** START Raw records **

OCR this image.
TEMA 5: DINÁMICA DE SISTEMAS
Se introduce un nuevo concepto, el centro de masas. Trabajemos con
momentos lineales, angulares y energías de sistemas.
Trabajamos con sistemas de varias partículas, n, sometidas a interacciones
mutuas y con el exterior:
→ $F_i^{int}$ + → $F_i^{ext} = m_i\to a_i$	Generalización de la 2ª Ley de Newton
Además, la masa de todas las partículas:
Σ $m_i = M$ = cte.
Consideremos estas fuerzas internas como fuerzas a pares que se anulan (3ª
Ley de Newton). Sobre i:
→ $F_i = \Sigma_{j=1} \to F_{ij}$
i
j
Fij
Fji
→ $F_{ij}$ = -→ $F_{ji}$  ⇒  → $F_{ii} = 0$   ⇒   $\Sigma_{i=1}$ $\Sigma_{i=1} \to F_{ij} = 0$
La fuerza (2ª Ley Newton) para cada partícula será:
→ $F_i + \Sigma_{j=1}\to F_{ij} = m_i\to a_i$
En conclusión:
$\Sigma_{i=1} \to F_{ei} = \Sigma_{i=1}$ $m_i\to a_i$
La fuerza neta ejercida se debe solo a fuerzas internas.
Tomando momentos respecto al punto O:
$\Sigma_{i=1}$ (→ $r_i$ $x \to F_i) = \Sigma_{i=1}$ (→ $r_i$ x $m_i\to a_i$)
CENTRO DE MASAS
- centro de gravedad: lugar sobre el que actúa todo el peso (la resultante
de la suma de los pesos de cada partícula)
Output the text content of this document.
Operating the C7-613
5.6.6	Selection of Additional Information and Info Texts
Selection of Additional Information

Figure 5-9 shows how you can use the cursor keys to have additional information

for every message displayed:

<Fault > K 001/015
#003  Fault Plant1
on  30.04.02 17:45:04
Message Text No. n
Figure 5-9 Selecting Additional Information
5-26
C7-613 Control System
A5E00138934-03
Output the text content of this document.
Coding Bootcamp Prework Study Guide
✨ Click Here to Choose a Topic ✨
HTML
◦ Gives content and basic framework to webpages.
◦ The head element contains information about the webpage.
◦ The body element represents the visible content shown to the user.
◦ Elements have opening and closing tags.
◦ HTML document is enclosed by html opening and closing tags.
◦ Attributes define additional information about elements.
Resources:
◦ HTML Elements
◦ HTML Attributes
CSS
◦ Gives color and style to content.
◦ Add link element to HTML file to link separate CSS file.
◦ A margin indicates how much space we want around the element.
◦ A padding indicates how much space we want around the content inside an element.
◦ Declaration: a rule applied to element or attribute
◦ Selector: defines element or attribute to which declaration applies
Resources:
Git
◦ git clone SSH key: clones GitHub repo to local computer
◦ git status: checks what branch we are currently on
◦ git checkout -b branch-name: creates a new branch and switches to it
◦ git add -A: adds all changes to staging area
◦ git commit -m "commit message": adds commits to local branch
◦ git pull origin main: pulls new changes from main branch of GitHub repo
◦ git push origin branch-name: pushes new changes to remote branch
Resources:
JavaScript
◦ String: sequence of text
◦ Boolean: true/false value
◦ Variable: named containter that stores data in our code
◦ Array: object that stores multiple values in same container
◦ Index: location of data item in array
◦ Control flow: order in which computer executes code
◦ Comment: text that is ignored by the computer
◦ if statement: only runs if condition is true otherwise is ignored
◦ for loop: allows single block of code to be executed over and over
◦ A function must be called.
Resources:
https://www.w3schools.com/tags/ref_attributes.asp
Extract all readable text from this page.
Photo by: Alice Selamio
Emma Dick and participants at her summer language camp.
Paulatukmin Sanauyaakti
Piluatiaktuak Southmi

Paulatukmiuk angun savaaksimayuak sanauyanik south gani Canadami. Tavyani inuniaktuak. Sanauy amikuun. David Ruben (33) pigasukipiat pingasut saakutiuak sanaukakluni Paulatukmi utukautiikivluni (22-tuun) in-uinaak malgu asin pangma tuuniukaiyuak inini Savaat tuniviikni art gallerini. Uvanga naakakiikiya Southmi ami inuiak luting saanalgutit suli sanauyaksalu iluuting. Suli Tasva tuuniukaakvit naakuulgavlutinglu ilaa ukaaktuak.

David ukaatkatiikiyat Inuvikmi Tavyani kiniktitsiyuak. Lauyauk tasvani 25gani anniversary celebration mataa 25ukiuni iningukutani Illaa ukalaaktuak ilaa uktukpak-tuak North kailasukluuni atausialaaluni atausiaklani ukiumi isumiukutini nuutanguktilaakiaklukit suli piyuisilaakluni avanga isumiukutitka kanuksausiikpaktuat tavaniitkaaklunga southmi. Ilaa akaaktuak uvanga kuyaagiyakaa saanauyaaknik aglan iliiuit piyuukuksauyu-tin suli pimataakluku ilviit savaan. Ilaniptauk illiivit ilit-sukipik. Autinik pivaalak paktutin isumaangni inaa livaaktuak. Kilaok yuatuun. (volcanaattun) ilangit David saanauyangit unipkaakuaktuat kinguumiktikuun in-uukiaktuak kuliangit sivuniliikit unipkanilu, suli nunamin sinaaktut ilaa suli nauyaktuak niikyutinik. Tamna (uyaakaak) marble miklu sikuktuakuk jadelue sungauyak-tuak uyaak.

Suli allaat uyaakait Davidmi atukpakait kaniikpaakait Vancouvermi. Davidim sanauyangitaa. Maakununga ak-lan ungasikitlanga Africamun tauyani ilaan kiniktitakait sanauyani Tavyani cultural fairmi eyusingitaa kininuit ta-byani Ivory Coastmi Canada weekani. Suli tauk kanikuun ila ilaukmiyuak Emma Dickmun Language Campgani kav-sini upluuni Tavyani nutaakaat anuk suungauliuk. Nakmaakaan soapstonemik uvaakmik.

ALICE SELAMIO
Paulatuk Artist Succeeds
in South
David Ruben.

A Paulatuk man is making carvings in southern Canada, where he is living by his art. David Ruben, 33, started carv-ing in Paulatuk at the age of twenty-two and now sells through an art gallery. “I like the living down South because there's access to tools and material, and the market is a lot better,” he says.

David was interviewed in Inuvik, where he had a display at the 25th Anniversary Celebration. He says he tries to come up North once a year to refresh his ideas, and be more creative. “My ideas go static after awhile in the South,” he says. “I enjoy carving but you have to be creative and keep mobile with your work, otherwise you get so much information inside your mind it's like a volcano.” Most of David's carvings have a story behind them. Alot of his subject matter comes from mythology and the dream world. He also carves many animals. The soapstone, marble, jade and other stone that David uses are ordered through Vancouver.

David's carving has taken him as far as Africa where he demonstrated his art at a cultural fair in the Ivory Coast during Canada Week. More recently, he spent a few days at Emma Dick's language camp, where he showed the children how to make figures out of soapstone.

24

** END Raw records **

Written task:
Extract every entry in the listing word for word.

Response:
OCR this image.
TEMA 5: DINÁMICA DE SISTEMAS
Se introduce un nuevo concepto, el centro de masas. Trabajemos con
momentos lineales, angulares y energías de sistemas.
Trabajamos con sistemas de varias partículas, n, sometidas a interacciones
mutuas y con el exterior:
→ $F_i^{int}$ + → $F_i^{ext} = m_i\to a_i$	Generalización de la 2ª Ley de Newton
Además, la masa de todas las partículas:
Σ $m_i = M$ = cte.
Consideremos estas fuerzas internas como fuerzas a pares que se anulan (3ª
Ley de Newton). Sobre i:
→ $F_i = \Sigma_{j=1} \to F_{ij}$
i
j
Fij
Fji
→ $F_{ij}$ = -→ $F_{ji}$  ⇒  → $F_{ii} = 0$   ⇒   $\Sigma_{i=1}$ $\Sigma_{i=1} \to F_{ij} = 0$
La fuerza (2ª Ley Newton) para cada partícula será:
→ $F_i + \Sigma_{j=1}\to F_{ij} = m_i\to a_i$
En conclusión:
$\Sigma_{i=1} \to F_{ei} = \Sigma_{i=1}$ $m_i\to a_i$
La fuerza neta ejercida se debe solo a fuerzas internas.
Tomando momentos respecto al punto O:
$\Sigma_{i=1}$ (→ $r_i$ $x \to F_i) = \Sigma_{i=1}$ (→ $r_i$ x $m_i\to a_i$)
CENTRO DE MASAS
- centro de gravedad: lugar sobre el que actúa todo el peso (la resultante
de la suma de los pesos de cada partícula)
Output the text content of this document.
Operating the C7-613
5.6.6	Selection of Additional Information and Info Texts
Selection of Additional Information

Figure 5-9 shows how you can use the cursor keys to have additional information

for every message displayed:

<Fault > K 001/015
#003  Fault Plant1
on  30.04.02 17:45:04
Message Text No. n
Figure 5-9 Selecting Additional Information
5-26
C7-613 Control System
A5E00138934-03
Output the text content of this document.
Coding Bootcamp Prework Study Guide
✨ Click Here to Choose a Topic ✨
HTML
◦ Gives content and basic framework to webpages.
◦ The head element contains information about the webpage.
◦ The body element represents the visible content shown to the user.
◦ Elements have opening and closing tags.
◦ HTML document is enclosed by html opening and closing tags.
◦ Attributes define additional information about elements.
Resources:
◦ HTML Elements
◦ HTML Attributes
CSS
◦ Gives color and style to content.
◦ Add link element to HTML file to link separate CSS file.
◦ A margin indicates how much space we want around the element.
◦ A padding indicates how much space we want around the content inside an element.
◦ Declaration: a rule applied to element or attribute
◦ Selector: defines element or attribute to which declaration applies
Resources:
Git
◦ git clone SSH key: clones GitHub repo to local computer
◦ git status: checks what branch we are currently on
◦ git checkout -b branch-name: creates a new branch and switches to it
◦ git add -A: adds all changes to staging area
◦ git commit -m "commit message": adds commits to local branch
◦ git pull origin main: pulls new changes from main branch of GitHub repo
◦ git push origin branch-name: pushes new changes to remote branch
Resources:
JavaScript
◦ String: sequence of text
◦ Boolean: true/false value
◦ Variable: named containter that stores data in our code
◦ Array: object that stores multiple values in same container
◦ Index: location of data item in array
◦ Control flow: order in which computer executes code
◦ Comment: text that is ignored by the computer
◦ if statement: only runs if condition is true otherwise is ignored
◦ for loop: allows single block of code to be executed over and over
◦ A function must be called.
Resources:
https://www.w3schools.com/tags/ref_attributes.asp
Extract all readable text from this page.
Photo by: Alice Selamio
Emma Dick and participants at her summer language camp.
Paulatukmin Sanauyaakti
Piluatiaktuak Southmi

Paulatukmiuk angun savaaksimayuak sanauyanik south gani Canadami. Tavyani inuniaktuak. Sanauy amikuun. David Ruben (33) pigasukipiat pingasut saakutiuak sanaukakluni Paulatukmi utukautiikivluni (22-tuun) in-uinaak malgu asin pangma tuuniukaiyuak inini Savaat tuniviikni art gallerini. Uvanga naakakiikiya Southmi ami inuiak luting saanalgutit suli sanauyaksalu iluuting. Suli Tasva tuuniukaakvit naakuulgavlutinglu ilaa ukaaktuak.

David ukaatkatiikiyat Inuvikmi Tavyani kiniktitsiyuak. Lauyauk tasvani 25gani anniversary celebration mataa 25ukiuni iningukutani Illaa ukalaaktuak ilaa uktukpak-tuak North kailasukluuni atausialaaluni atausiaklani ukiumi isumiukutini nuutanguktilaakiaklukit suli piyuisilaakluni avanga isumiukutitka kanuksausiikpaktuat tavaniitkaaklunga southmi. Ilaa akaaktuak uvanga kuyaagiyakaa saanauyaaknik aglan iliiuit piyuukuksauyu-tin suli pimataakluku ilviit savaan. Ilaniptauk illiivit ilit-sukipik. Autinik pivaalak paktutin isumaangni inaa livaaktuak. Kilaok yuatuun. (volcanaattun) ilangit David saanauyangit unipkaakuaktuat kinguumiktikuun in-uukiaktuak kuliangit sivuniliikit unipkanilu, suli nunamin sinaaktut ilaa suli nauyaktuak niikyutinik. Tamna (uyaakaak) marble miklu sikuktuakuk jadelue sungauyak-tuak uyaak.

Suli allaat uyaakait Davidmi atukpakait kaniikpaakait Vancouvermi. Davidim sanauyangitaa. Maakununga ak-lan ungasikitlanga Africamun tauyani ilaan kiniktitakait sanauyani Tavyani cultural fairmi eyusingitaa kininuit ta-byani Ivory Coastmi Canada weekani. Suli tauk kanikuun ila ilaukmiyuak Emma Dickmun Language Campgani kav-sini upluuni Tavyani nutaakaat anuk suungauliuk. Nakmaakaan soapstonemik uvaakmik.

ALICE SELAMIO
Paulatuk Artist Succeeds
in South
David Ruben.

A Paulatuk man is making carvings in southern Canada, where he is living by his art. David Ruben, 33, started carv-ing in Paulatuk at the age of twenty-two and now sells through an art gallery. “I like the living down South because there's access to tools and material, and the market is a lot better,” he says.

David was interviewed in Inuvik, where he had a display at the 25th Anniversary Celebration. He says he tries to come up North once a year to refresh his ideas, and be more creative. “My ideas go static after awhile in the South,” he says. “I enjoy carving but you have to be creative and keep mobile with your work, otherwise you get so much information inside your mind it's like a volcano.” Most of David's carvings have a story behind them. Alot of his subject matter comes from mythology and the dream world. He also carves many animals. The soapstone, marble, jade and other stone that David uses are ordered through Vancouver.

David's carving has taken him as far as Africa where he demonstrated his art at a cultural fair in the Ivory Coast during Canada Week. More recently, he spent a few days at Emma Dick's language camp, where he showed the children how to make figures out of soapstone.

24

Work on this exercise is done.